Records to use =>
◆ ◆ ◆ ◆
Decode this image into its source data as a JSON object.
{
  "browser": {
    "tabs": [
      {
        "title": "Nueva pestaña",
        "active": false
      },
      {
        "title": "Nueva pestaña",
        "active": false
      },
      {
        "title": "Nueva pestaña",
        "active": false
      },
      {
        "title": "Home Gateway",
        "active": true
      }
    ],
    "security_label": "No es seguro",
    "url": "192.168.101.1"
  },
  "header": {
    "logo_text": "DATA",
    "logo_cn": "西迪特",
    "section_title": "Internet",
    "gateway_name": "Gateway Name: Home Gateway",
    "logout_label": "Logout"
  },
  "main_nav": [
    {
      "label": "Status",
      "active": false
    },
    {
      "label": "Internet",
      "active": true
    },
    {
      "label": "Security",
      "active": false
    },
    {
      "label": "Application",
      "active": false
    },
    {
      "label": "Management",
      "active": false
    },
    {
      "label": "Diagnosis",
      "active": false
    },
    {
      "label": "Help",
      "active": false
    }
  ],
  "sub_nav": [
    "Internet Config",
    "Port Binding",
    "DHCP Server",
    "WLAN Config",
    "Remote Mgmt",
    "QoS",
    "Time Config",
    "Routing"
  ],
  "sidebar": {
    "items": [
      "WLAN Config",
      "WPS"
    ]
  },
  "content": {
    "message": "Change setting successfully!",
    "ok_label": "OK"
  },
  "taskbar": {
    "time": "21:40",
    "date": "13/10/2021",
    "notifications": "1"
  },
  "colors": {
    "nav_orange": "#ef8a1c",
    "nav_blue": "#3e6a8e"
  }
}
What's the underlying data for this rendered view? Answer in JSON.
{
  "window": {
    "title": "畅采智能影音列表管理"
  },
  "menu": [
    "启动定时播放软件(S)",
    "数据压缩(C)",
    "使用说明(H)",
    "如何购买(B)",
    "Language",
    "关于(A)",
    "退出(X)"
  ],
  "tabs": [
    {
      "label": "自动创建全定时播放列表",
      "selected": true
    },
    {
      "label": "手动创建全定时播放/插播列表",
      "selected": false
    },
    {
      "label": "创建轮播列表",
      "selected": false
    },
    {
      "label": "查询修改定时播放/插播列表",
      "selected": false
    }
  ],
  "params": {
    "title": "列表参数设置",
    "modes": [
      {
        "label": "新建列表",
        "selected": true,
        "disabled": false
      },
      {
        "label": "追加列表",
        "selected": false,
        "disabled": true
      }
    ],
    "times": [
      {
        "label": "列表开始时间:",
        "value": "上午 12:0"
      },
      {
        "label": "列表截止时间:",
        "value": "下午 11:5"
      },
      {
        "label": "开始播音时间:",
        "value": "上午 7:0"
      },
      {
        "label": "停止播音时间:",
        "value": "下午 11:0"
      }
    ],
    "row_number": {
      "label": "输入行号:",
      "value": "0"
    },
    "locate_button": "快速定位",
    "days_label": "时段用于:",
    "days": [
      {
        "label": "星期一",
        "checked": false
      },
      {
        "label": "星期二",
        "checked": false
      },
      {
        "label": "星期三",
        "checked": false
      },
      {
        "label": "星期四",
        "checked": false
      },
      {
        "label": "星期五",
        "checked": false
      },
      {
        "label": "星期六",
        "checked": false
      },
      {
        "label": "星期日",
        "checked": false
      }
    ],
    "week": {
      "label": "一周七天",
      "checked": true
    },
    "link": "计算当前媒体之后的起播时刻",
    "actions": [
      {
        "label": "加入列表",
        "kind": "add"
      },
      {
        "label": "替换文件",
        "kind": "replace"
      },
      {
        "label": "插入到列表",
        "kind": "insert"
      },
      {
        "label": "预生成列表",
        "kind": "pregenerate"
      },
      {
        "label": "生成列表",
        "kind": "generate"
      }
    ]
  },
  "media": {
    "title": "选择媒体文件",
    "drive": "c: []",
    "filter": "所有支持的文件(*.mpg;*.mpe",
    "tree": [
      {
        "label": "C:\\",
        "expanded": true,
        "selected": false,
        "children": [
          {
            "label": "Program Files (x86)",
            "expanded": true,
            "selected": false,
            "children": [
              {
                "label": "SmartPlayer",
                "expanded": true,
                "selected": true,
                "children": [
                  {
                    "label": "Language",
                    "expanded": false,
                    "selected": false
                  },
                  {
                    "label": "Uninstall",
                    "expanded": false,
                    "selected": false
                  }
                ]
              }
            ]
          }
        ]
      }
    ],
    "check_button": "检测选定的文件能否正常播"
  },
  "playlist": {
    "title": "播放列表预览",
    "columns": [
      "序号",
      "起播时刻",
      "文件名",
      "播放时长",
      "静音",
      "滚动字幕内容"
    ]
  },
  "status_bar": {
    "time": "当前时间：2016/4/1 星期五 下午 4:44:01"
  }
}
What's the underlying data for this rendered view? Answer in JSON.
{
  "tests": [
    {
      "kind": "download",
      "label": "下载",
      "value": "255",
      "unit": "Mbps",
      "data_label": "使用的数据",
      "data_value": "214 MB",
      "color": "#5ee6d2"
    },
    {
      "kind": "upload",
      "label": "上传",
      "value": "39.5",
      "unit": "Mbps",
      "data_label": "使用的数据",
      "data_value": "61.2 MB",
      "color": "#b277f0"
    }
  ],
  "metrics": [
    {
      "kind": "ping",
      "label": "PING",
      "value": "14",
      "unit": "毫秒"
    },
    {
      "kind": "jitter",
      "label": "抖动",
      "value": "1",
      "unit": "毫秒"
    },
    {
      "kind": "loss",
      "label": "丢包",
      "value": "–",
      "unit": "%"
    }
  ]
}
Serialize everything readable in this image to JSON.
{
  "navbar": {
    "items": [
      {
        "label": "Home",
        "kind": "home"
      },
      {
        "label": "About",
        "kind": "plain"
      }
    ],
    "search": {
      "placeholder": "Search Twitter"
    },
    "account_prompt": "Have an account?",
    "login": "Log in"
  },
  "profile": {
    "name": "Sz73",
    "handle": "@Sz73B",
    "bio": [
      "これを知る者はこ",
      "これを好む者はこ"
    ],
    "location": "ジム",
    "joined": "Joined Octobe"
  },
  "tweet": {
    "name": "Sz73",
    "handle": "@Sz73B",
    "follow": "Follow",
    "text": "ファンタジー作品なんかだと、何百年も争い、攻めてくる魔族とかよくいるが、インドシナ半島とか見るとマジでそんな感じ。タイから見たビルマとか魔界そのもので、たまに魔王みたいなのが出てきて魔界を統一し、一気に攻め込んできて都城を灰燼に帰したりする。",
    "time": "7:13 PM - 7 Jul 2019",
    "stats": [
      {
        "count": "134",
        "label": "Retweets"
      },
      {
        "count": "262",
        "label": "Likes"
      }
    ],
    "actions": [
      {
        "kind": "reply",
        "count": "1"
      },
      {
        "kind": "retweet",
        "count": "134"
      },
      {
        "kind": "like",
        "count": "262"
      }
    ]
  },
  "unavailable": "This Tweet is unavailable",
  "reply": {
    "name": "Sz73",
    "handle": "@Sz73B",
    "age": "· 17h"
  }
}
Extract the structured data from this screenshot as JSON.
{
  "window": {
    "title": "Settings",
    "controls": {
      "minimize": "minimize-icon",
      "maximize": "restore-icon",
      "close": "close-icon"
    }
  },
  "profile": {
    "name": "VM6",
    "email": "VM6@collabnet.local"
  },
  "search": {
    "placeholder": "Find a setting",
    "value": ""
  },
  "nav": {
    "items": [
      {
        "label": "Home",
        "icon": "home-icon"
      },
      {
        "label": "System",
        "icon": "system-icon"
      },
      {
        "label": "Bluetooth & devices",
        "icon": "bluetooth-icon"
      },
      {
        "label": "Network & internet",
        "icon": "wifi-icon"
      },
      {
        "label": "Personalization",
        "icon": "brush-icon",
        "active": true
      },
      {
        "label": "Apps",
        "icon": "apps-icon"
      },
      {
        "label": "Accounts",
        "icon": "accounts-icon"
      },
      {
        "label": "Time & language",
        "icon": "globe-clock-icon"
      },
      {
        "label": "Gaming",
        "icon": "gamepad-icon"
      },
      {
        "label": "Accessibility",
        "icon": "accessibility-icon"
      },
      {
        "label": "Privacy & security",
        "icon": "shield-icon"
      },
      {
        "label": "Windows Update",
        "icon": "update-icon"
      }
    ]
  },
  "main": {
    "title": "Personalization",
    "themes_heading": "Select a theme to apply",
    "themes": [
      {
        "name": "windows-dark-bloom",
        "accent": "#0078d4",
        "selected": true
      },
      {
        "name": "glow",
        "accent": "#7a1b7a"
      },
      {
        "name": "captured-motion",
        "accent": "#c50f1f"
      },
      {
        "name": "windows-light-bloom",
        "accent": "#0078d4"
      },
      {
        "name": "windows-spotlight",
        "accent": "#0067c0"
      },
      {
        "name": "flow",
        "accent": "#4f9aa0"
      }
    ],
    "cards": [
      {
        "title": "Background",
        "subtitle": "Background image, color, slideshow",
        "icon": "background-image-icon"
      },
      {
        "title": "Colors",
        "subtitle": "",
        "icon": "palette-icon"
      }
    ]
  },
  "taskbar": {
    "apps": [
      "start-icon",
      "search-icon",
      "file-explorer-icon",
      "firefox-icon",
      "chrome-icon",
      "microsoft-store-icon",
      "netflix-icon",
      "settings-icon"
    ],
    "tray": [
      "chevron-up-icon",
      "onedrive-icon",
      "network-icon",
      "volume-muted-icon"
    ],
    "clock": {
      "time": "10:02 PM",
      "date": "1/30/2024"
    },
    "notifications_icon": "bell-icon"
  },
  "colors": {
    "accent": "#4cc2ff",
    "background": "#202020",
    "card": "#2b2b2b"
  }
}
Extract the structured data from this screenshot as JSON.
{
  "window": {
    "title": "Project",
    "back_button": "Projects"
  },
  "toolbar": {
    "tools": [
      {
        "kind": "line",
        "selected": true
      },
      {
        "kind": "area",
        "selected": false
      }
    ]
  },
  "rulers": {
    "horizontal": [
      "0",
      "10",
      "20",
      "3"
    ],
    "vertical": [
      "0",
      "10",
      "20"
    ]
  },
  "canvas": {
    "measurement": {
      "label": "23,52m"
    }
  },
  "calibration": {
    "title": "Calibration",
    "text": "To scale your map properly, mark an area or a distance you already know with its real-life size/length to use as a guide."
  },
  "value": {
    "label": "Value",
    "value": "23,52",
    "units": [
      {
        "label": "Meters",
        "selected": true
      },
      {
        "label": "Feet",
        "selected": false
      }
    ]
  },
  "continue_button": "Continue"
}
◆ ◆ ◆ ◆
What is needed => The word "placeholder" may occur in lines of the records. Report how many such lines there are, giving only the number.

Solution to this exercise => 2